((

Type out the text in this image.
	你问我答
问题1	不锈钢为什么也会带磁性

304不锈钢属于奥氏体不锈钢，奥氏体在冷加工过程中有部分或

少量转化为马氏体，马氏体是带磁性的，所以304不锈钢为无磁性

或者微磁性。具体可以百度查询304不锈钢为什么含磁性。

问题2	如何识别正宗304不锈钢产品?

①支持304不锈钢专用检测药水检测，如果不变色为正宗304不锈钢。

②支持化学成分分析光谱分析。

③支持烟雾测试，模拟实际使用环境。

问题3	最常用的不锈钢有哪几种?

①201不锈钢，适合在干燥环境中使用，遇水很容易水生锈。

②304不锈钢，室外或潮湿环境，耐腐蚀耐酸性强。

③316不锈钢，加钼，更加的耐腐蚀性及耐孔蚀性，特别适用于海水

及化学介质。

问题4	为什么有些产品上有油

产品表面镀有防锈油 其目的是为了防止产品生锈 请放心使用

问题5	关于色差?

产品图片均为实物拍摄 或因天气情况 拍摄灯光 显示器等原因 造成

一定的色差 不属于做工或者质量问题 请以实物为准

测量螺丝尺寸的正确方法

))

Give the records above again, word for word.

● Solution for this problem:
Type out the text in this image.
	你问我答
问题1	不锈钢为什么也会带磁性

304不锈钢属于奥氏体不锈钢，奥氏体在冷加工过程中有部分或

少量转化为马氏体，马氏体是带磁性的，所以304不锈钢为无磁性

或者微磁性。具体可以百度查询304不锈钢为什么含磁性。

问题2	如何识别正宗304不锈钢产品?

①支持304不锈钢专用检测药水检测，如果不变色为正宗304不锈钢。

②支持化学成分分析光谱分析。

③支持烟雾测试，模拟实际使用环境。

问题3	最常用的不锈钢有哪几种?

①201不锈钢，适合在干燥环境中使用，遇水很容易水生锈。

②304不锈钢，室外或潮湿环境，耐腐蚀耐酸性强。

③316不锈钢，加钼，更加的耐腐蚀性及耐孔蚀性，特别适用于海水

及化学介质。

问题4	为什么有些产品上有油

产品表面镀有防锈油 其目的是为了防止产品生锈 请放心使用

问题5	关于色差?

产品图片均为实物拍摄 或因天气情况 拍摄灯光 显示器等原因 造成

一定的色差 不属于做工或者质量问题 请以实物为准

测量螺丝尺寸的正确方法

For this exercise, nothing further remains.